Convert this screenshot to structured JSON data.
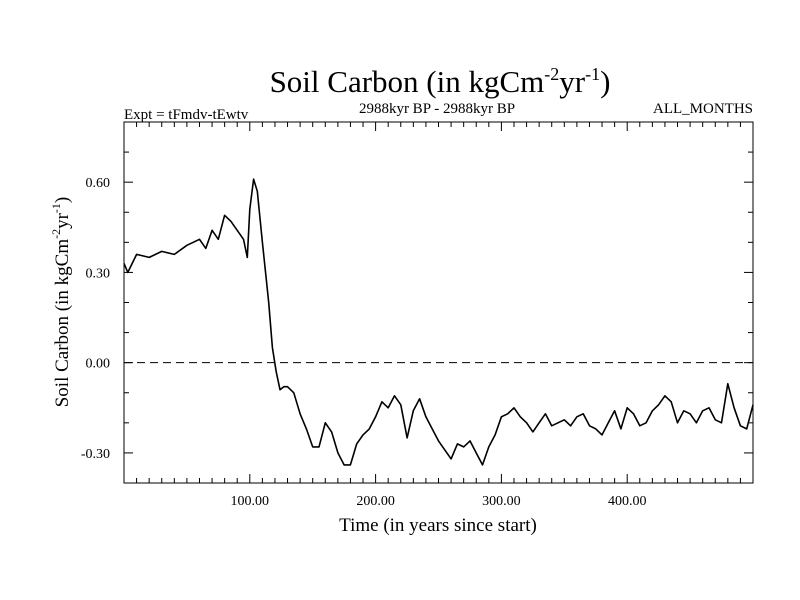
{
  "chart_data": {
    "type": "line",
    "title": {
      "base": "Soil Carbon (in kgCm",
      "exp1": "-2",
      "mid": "yr",
      "exp2": "-1",
      "end": ")"
    },
    "ylabel": {
      "base": "Soil Carbon (in kgCm",
      "exp1": "-2",
      "mid": "yr",
      "exp2": "-1",
      "end": ")"
    },
    "subtitle_left": "Expt = tFmdv-tEwtv",
    "subtitle_center": "2988kyr BP - 2988kyr BP",
    "subtitle_right": "ALL_MONTHS",
    "xlabel": "Time (in years since start)",
    "xlim": [
      0,
      500
    ],
    "ylim": [
      -0.4,
      0.8
    ],
    "x_ticks": [
      100,
      200,
      300,
      400
    ],
    "x_tick_labels": [
      "100.00",
      "200.00",
      "300.00",
      "400.00"
    ],
    "y_ticks": [
      -0.3,
      0.0,
      0.3,
      0.6
    ],
    "y_tick_labels": [
      "-0.30",
      "0.00",
      "0.30",
      "0.60"
    ],
    "zero_line": 0,
    "series": [
      {
        "name": "Soil Carbon",
        "x": [
          0,
          3,
          10,
          20,
          30,
          40,
          50,
          60,
          65,
          70,
          75,
          80,
          85,
          90,
          95,
          98,
          100,
          103,
          106,
          110,
          115,
          118,
          121,
          124,
          127,
          130,
          135,
          140,
          145,
          150,
          155,
          160,
          165,
          170,
          175,
          180,
          185,
          190,
          195,
          200,
          205,
          210,
          215,
          220,
          225,
          230,
          235,
          240,
          245,
          250,
          255,
          260,
          265,
          270,
          275,
          280,
          285,
          290,
          295,
          300,
          305,
          310,
          315,
          320,
          325,
          330,
          335,
          340,
          345,
          350,
          355,
          360,
          365,
          370,
          375,
          380,
          385,
          390,
          395,
          400,
          405,
          410,
          415,
          420,
          425,
          430,
          435,
          440,
          445,
          450,
          455,
          460,
          465,
          470,
          475,
          480,
          485,
          490,
          495,
          500
        ],
        "y": [
          0.33,
          0.3,
          0.36,
          0.35,
          0.37,
          0.36,
          0.39,
          0.41,
          0.38,
          0.44,
          0.41,
          0.49,
          0.47,
          0.44,
          0.41,
          0.35,
          0.51,
          0.61,
          0.57,
          0.4,
          0.2,
          0.05,
          -0.03,
          -0.09,
          -0.08,
          -0.08,
          -0.1,
          -0.17,
          -0.22,
          -0.28,
          -0.28,
          -0.2,
          -0.23,
          -0.3,
          -0.34,
          -0.34,
          -0.27,
          -0.24,
          -0.22,
          -0.18,
          -0.13,
          -0.15,
          -0.11,
          -0.14,
          -0.25,
          -0.16,
          -0.12,
          -0.18,
          -0.22,
          -0.26,
          -0.29,
          -0.32,
          -0.27,
          -0.28,
          -0.26,
          -0.3,
          -0.34,
          -0.28,
          -0.24,
          -0.18,
          -0.17,
          -0.15,
          -0.18,
          -0.2,
          -0.23,
          -0.2,
          -0.17,
          -0.21,
          -0.2,
          -0.19,
          -0.21,
          -0.18,
          -0.17,
          -0.21,
          -0.22,
          -0.24,
          -0.2,
          -0.16,
          -0.22,
          -0.15,
          -0.17,
          -0.21,
          -0.2,
          -0.16,
          -0.14,
          -0.11,
          -0.13,
          -0.2,
          -0.16,
          -0.17,
          -0.2,
          -0.16,
          -0.15,
          -0.19,
          -0.2,
          -0.07,
          -0.15,
          -0.21,
          -0.22,
          -0.14
        ]
      }
    ]
  }
}
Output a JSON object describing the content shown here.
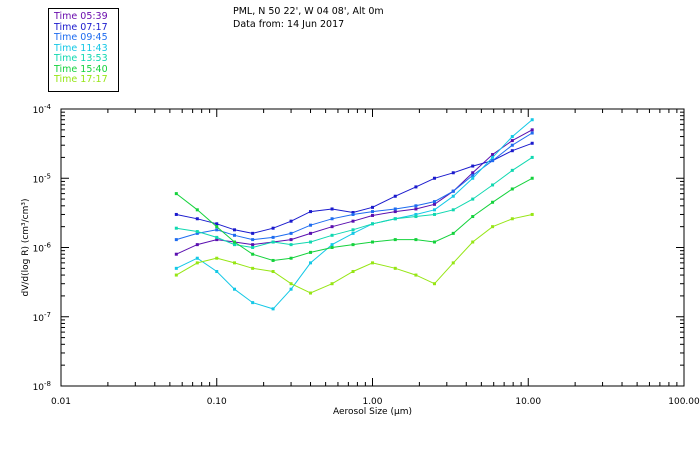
{
  "header": {
    "title": "PML, N 50 22', W 04 08', Alt 0m",
    "subtitle": "Data from: 14 Jun 2017"
  },
  "legend": [
    {
      "label": "Time 05:39",
      "color": "#6a0dad"
    },
    {
      "label": "Time 07:17",
      "color": "#1a1acd"
    },
    {
      "label": "Time 09:45",
      "color": "#1e6cf0"
    },
    {
      "label": "Time 11:43",
      "color": "#14c8e6"
    },
    {
      "label": "Time 13:53",
      "color": "#10d8b0"
    },
    {
      "label": "Time 15:40",
      "color": "#14d23c"
    },
    {
      "label": "Time 17:17",
      "color": "#96e614"
    }
  ],
  "chart_data": {
    "type": "line",
    "title": "PML, N 50 22', W 04 08', Alt 0m",
    "xlabel": "Aerosol Size (μm)",
    "ylabel": "dV/d(log R) (cm³/cm³)",
    "xscale": "log",
    "yscale": "log",
    "xlim": [
      0.01,
      100.0
    ],
    "ylim": [
      1e-08,
      0.0001
    ],
    "xticks": [
      "0.01",
      "0.10",
      "1.00",
      "10.00",
      "100.00"
    ],
    "yticks": [
      {
        "mant": "10",
        "exp": "-8",
        "value": 1e-08
      },
      {
        "mant": "10",
        "exp": "-7",
        "value": 1e-07
      },
      {
        "mant": "10",
        "exp": "-6",
        "value": 1e-06
      },
      {
        "mant": "10",
        "exp": "-5",
        "value": 1e-05
      },
      {
        "mant": "10",
        "exp": "-4",
        "value": 0.0001
      }
    ],
    "x": [
      0.055,
      0.075,
      0.1,
      0.13,
      0.17,
      0.23,
      0.3,
      0.4,
      0.55,
      0.75,
      1.0,
      1.4,
      1.9,
      2.5,
      3.3,
      4.4,
      5.9,
      7.9,
      10.6
    ],
    "series": [
      {
        "name": "Time 05:39",
        "color": "#5a0fb0",
        "values": [
          8e-07,
          1.1e-06,
          1.3e-06,
          1.2e-06,
          1.1e-06,
          1.2e-06,
          1.3e-06,
          1.6e-06,
          2e-06,
          2.4e-06,
          2.9e-06,
          3.3e-06,
          3.6e-06,
          4.2e-06,
          6.5e-06,
          1.2e-05,
          2.2e-05,
          3.5e-05,
          5e-05
        ]
      },
      {
        "name": "Time 07:17",
        "color": "#1a1acd",
        "values": [
          3e-06,
          2.6e-06,
          2.2e-06,
          1.8e-06,
          1.6e-06,
          1.9e-06,
          2.4e-06,
          3.3e-06,
          3.6e-06,
          3.2e-06,
          3.8e-06,
          5.5e-06,
          7.5e-06,
          1e-05,
          1.2e-05,
          1.5e-05,
          1.8e-05,
          2.5e-05,
          3.2e-05
        ]
      },
      {
        "name": "Time 09:45",
        "color": "#1e6cf0",
        "values": [
          1.3e-06,
          1.6e-06,
          1.8e-06,
          1.5e-06,
          1.3e-06,
          1.4e-06,
          1.6e-06,
          2.1e-06,
          2.6e-06,
          3e-06,
          3.3e-06,
          3.6e-06,
          4e-06,
          4.6e-06,
          6.5e-06,
          1.1e-05,
          1.8e-05,
          3e-05,
          4.5e-05
        ]
      },
      {
        "name": "Time 11:43",
        "color": "#14c8e6",
        "values": [
          5e-07,
          7e-07,
          4.5e-07,
          2.5e-07,
          1.6e-07,
          1.3e-07,
          2.5e-07,
          6e-07,
          1.1e-06,
          1.6e-06,
          2.2e-06,
          2.6e-06,
          3e-06,
          3.5e-06,
          5.5e-06,
          1e-05,
          2e-05,
          4e-05,
          7e-05
        ]
      },
      {
        "name": "Time 13:53",
        "color": "#10d8b0",
        "values": [
          1.9e-06,
          1.7e-06,
          1.4e-06,
          1.1e-06,
          1e-06,
          1.2e-06,
          1.1e-06,
          1.2e-06,
          1.5e-06,
          1.8e-06,
          2.2e-06,
          2.6e-06,
          2.8e-06,
          3e-06,
          3.5e-06,
          5e-06,
          8e-06,
          1.3e-05,
          2e-05
        ]
      },
      {
        "name": "Time 15:40",
        "color": "#14d23c",
        "values": [
          6e-06,
          3.5e-06,
          2e-06,
          1.2e-06,
          8e-07,
          6.5e-07,
          7e-07,
          8.5e-07,
          1e-06,
          1.1e-06,
          1.2e-06,
          1.3e-06,
          1.3e-06,
          1.2e-06,
          1.6e-06,
          2.8e-06,
          4.5e-06,
          7e-06,
          1e-05
        ]
      },
      {
        "name": "Time 17:17",
        "color": "#96e614",
        "values": [
          4e-07,
          6e-07,
          7e-07,
          6e-07,
          5e-07,
          4.5e-07,
          3e-07,
          2.2e-07,
          3e-07,
          4.5e-07,
          6e-07,
          5e-07,
          4e-07,
          3e-07,
          6e-07,
          1.2e-06,
          2e-06,
          2.6e-06,
          3e-06
        ]
      }
    ]
  }
}
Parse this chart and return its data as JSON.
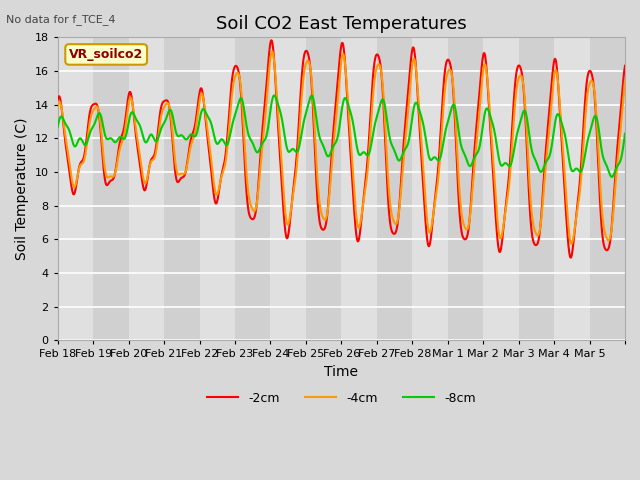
{
  "title": "Soil CO2 East Temperatures",
  "subtitle": "No data for f_TCE_4",
  "xlabel": "Time",
  "ylabel": "Soil Temperature (C)",
  "ylim": [
    0,
    18
  ],
  "yticks": [
    0,
    2,
    4,
    6,
    8,
    10,
    12,
    14,
    16,
    18
  ],
  "legend_label": "VR_soilco2",
  "series_labels": [
    "-2cm",
    "-4cm",
    "-8cm"
  ],
  "series_colors": [
    "#ff0000",
    "#ff9900",
    "#00cc00"
  ],
  "x_tick_labels": [
    "Feb 18",
    "Feb 19",
    "Feb 20",
    "Feb 21",
    "Feb 22",
    "Feb 23",
    "Feb 24",
    "Feb 25",
    "Feb 26",
    "Feb 27",
    "Feb 28",
    "Mar 1",
    "Mar 2",
    "Mar 3",
    "Mar 4",
    "Mar 5",
    ""
  ],
  "bg_color": "#d8d8d8",
  "plot_bg_color": "#f0f0f0",
  "grid_color": "#ffffff",
  "title_fontsize": 13,
  "axis_fontsize": 10,
  "tick_fontsize": 8,
  "line_width": 1.5,
  "n_days": 16
}
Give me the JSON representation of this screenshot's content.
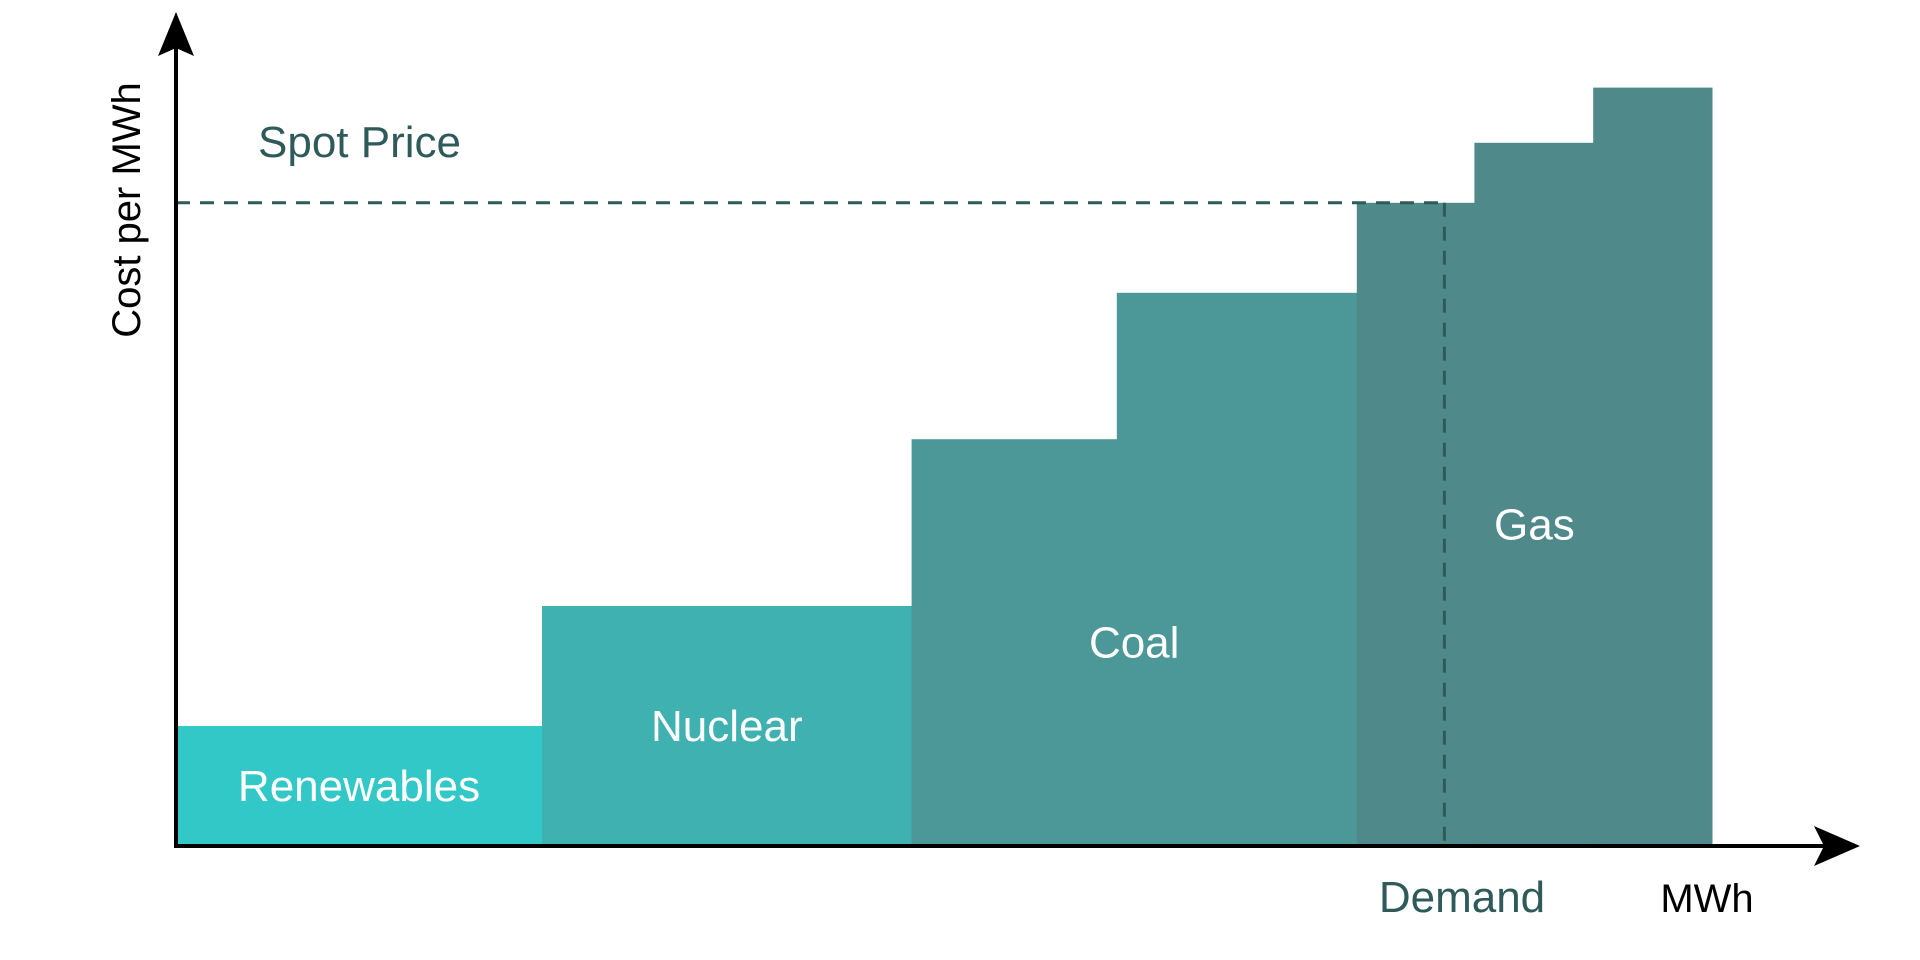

----

= What the exercise asks =
Tally the lines holding the string "screenshot" and give only the count.

= Result of the exercise =
2